▶ Task inputs

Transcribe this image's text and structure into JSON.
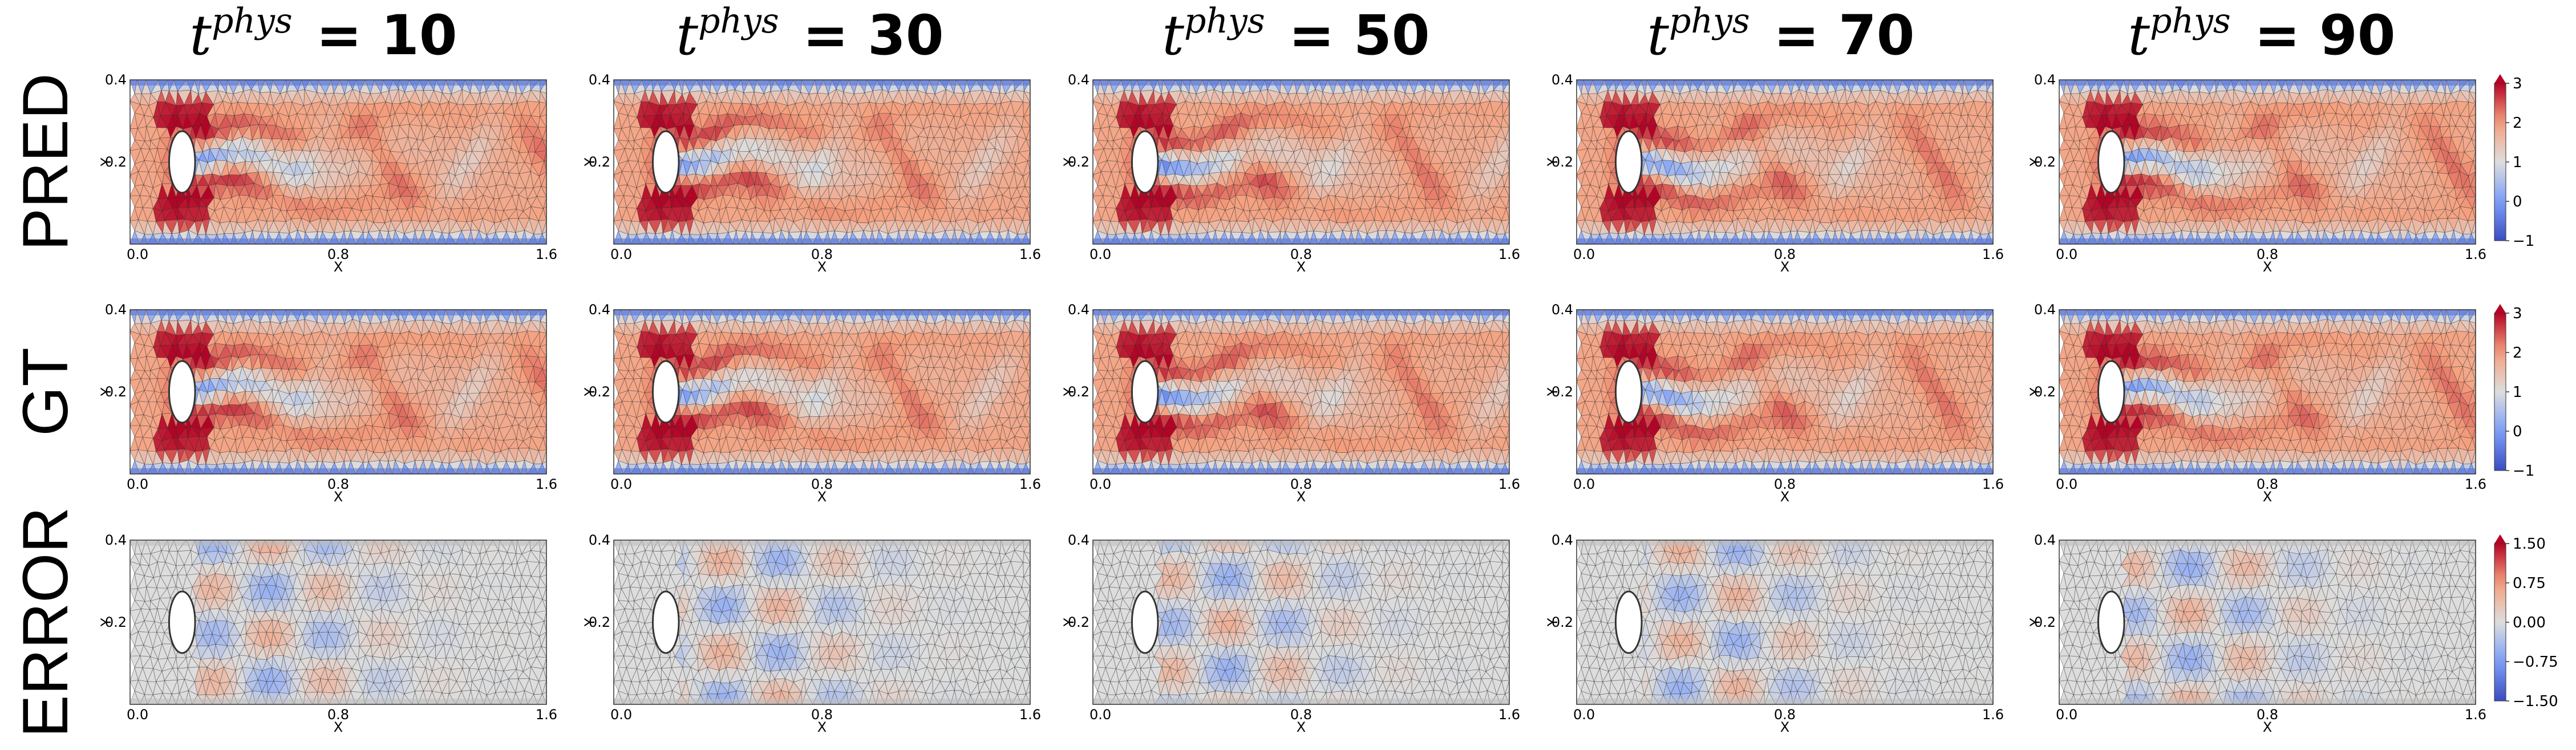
{
  "chart_data": {
    "type": "heatmap",
    "columns": [
      {
        "label": "= 10",
        "t_prefix": "t",
        "t_sup": "phys"
      },
      {
        "label": "= 30",
        "t_prefix": "t",
        "t_sup": "phys"
      },
      {
        "label": "= 50",
        "t_prefix": "t",
        "t_sup": "phys"
      },
      {
        "label": "= 70",
        "t_prefix": "t",
        "t_sup": "phys"
      },
      {
        "label": "= 90",
        "t_prefix": "t",
        "t_sup": "phys"
      }
    ],
    "t_values": [
      10,
      30,
      50,
      70,
      90
    ],
    "rows": [
      {
        "label": "PRED",
        "colorbar_ticks": [
          "3",
          "2",
          "1",
          "0",
          "−1"
        ],
        "range": [
          -1,
          3
        ],
        "kind": "field"
      },
      {
        "label": "GT",
        "colorbar_ticks": [
          "3",
          "2",
          "1",
          "0",
          "−1"
        ],
        "range": [
          -1,
          3
        ],
        "kind": "field"
      },
      {
        "label": "ERROR",
        "colorbar_ticks": [
          "1.50",
          "0.75",
          "0.00",
          "−0.75",
          "−1.50"
        ],
        "range": [
          -1.5,
          1.5
        ],
        "kind": "error"
      }
    ],
    "xlabel": "X",
    "ylabel": "Y",
    "xticks": [
      "0.0",
      "0.8",
      "1.6"
    ],
    "xticks_cut": [
      "0.0",
      "0.8",
      "1.6"
    ],
    "yticks": [
      "0.4",
      "0.2"
    ],
    "xlim": [
      0.0,
      1.6
    ],
    "ylim": [
      0.0,
      0.4
    ],
    "obstacle": {
      "shape": "ellipse",
      "cx": 0.2,
      "cy": 0.2,
      "rx": 0.05,
      "ry": 0.075
    },
    "colormap": "coolwarm",
    "mesh": "triangular"
  }
}
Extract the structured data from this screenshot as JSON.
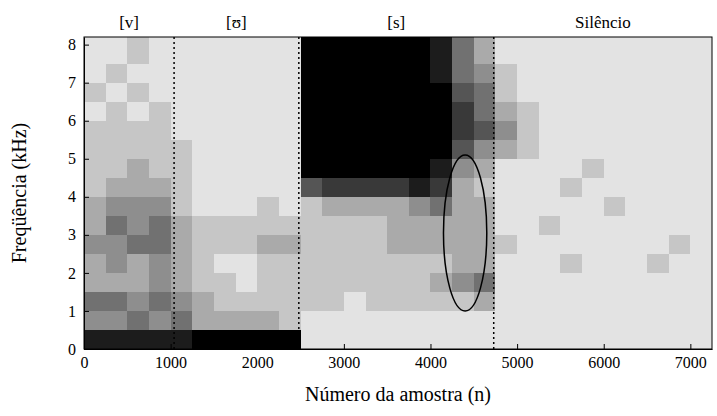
{
  "chart_data": {
    "type": "heatmap",
    "xlabel": "Número da amostra (n)",
    "ylabel": "Freqüência (kHz)",
    "xlim": [
      0,
      7250
    ],
    "ylim": [
      0,
      8.2
    ],
    "xticks": [
      0,
      1000,
      2000,
      3000,
      4000,
      5000,
      6000,
      7000
    ],
    "yticks": [
      0,
      1,
      2,
      3,
      4,
      5,
      6,
      7,
      8
    ],
    "x_edges": [
      0,
      250,
      500,
      750,
      1000,
      1250,
      1500,
      1750,
      2000,
      2250,
      2500,
      2750,
      3000,
      3250,
      3500,
      3750,
      4000,
      4250,
      4500,
      4750,
      5000,
      5250,
      5500,
      5750,
      6000,
      6250,
      6500,
      6750,
      7000,
      7250
    ],
    "y_edges": [
      0,
      0.5,
      1,
      1.5,
      2,
      2.5,
      3,
      3.5,
      4,
      4.5,
      5,
      5.5,
      6,
      6.5,
      7,
      7.5,
      8.2
    ],
    "z_range": [
      0,
      9
    ],
    "cells": [
      [
        8,
        8,
        8,
        8,
        8,
        9,
        9,
        9,
        9,
        9,
        1,
        1,
        1,
        1,
        1,
        1,
        1,
        1,
        1,
        1,
        1,
        1,
        1,
        1,
        1,
        1,
        1,
        1,
        1
      ],
      [
        4,
        4,
        5,
        4,
        5,
        3,
        3,
        3,
        3,
        2,
        1,
        1,
        1,
        1,
        1,
        1,
        1,
        1,
        1,
        1,
        1,
        1,
        1,
        1,
        1,
        1,
        1,
        1,
        1
      ],
      [
        5,
        5,
        4,
        5,
        4,
        3,
        2,
        2,
        2,
        2,
        2,
        2,
        1,
        2,
        2,
        2,
        2,
        2,
        3,
        1,
        1,
        1,
        1,
        1,
        1,
        1,
        1,
        1,
        1
      ],
      [
        3,
        3,
        3,
        4,
        3,
        2,
        2,
        1,
        2,
        2,
        2,
        2,
        2,
        2,
        2,
        2,
        3,
        4,
        5,
        1,
        1,
        1,
        1,
        1,
        1,
        1,
        1,
        1,
        1
      ],
      [
        3,
        4,
        3,
        4,
        3,
        2,
        1,
        1,
        2,
        2,
        2,
        2,
        2,
        2,
        2,
        2,
        2,
        3,
        3,
        1,
        1,
        1,
        2,
        1,
        1,
        1,
        2,
        1,
        1
      ],
      [
        4,
        4,
        5,
        5,
        3,
        2,
        2,
        2,
        3,
        3,
        2,
        2,
        2,
        2,
        3,
        3,
        3,
        3,
        3,
        2,
        1,
        1,
        1,
        1,
        1,
        1,
        1,
        2,
        1
      ],
      [
        3,
        5,
        4,
        5,
        3,
        2,
        2,
        2,
        2,
        2,
        2,
        2,
        2,
        2,
        3,
        3,
        3,
        3,
        3,
        1,
        1,
        2,
        1,
        1,
        1,
        1,
        1,
        1,
        1
      ],
      [
        3,
        4,
        4,
        4,
        2,
        1,
        1,
        1,
        2,
        1,
        2,
        3,
        3,
        3,
        3,
        4,
        5,
        3,
        3,
        1,
        1,
        1,
        1,
        1,
        2,
        1,
        1,
        1,
        1
      ],
      [
        2,
        3,
        3,
        3,
        2,
        1,
        1,
        1,
        1,
        1,
        6,
        7,
        7,
        7,
        7,
        8,
        7,
        3,
        2,
        1,
        1,
        1,
        2,
        1,
        1,
        1,
        1,
        1,
        1
      ],
      [
        2,
        2,
        3,
        2,
        2,
        1,
        1,
        1,
        1,
        1,
        9,
        9,
        9,
        9,
        9,
        9,
        8,
        4,
        3,
        1,
        1,
        1,
        1,
        2,
        1,
        1,
        1,
        1,
        1
      ],
      [
        2,
        2,
        2,
        2,
        2,
        1,
        1,
        1,
        1,
        1,
        9,
        9,
        9,
        9,
        9,
        9,
        9,
        6,
        4,
        3,
        2,
        1,
        1,
        1,
        1,
        1,
        1,
        1,
        1
      ],
      [
        2,
        2,
        2,
        2,
        1,
        1,
        1,
        1,
        1,
        1,
        9,
        9,
        9,
        9,
        9,
        9,
        9,
        7,
        6,
        4,
        2,
        1,
        1,
        1,
        1,
        1,
        1,
        1,
        1
      ],
      [
        1,
        2,
        1,
        2,
        1,
        1,
        1,
        1,
        1,
        1,
        9,
        9,
        9,
        9,
        9,
        9,
        9,
        7,
        5,
        3,
        2,
        1,
        1,
        1,
        1,
        1,
        1,
        1,
        1
      ],
      [
        2,
        1,
        2,
        1,
        1,
        1,
        1,
        1,
        1,
        1,
        9,
        9,
        9,
        9,
        9,
        9,
        9,
        6,
        5,
        2,
        1,
        1,
        1,
        1,
        1,
        1,
        1,
        1,
        1
      ],
      [
        1,
        2,
        1,
        1,
        1,
        1,
        1,
        1,
        1,
        1,
        9,
        9,
        9,
        9,
        9,
        9,
        8,
        5,
        4,
        2,
        1,
        1,
        1,
        1,
        1,
        1,
        1,
        1,
        1
      ],
      [
        1,
        1,
        2,
        1,
        1,
        1,
        1,
        1,
        1,
        1,
        9,
        9,
        9,
        9,
        9,
        9,
        8,
        5,
        3,
        1,
        1,
        1,
        1,
        1,
        1,
        1,
        1,
        1,
        1
      ]
    ],
    "segments": [
      {
        "label": "[v]",
        "start": 0,
        "end": 1040
      },
      {
        "label": "[ʊ]",
        "start": 1040,
        "end": 2480
      },
      {
        "label": "[s]",
        "start": 2480,
        "end": 4730
      },
      {
        "label": "Silêncio",
        "start": 4730,
        "end": 7250
      }
    ],
    "ellipse": {
      "cx": 4400,
      "cy": 3.05,
      "rx": 250,
      "ry": 2.05
    }
  }
}
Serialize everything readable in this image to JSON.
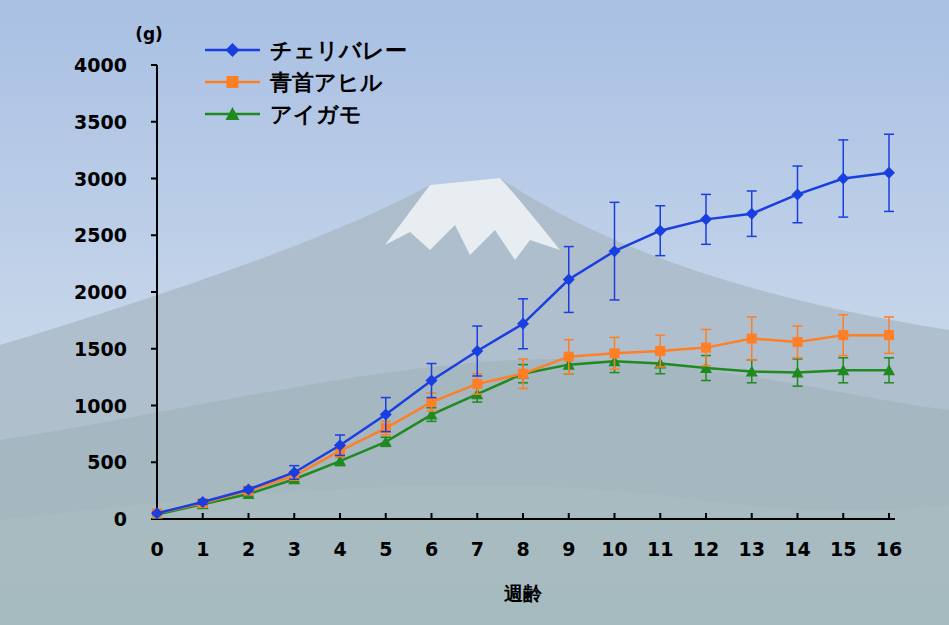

▶ Brief
Show all lines in the entries above where the string "JSON" appears.

▶ The answer
Transcribe this image's text and structure into JSON.
Extract the structured data from this screenshot as JSON.
Serialize everything readable in this image to JSON.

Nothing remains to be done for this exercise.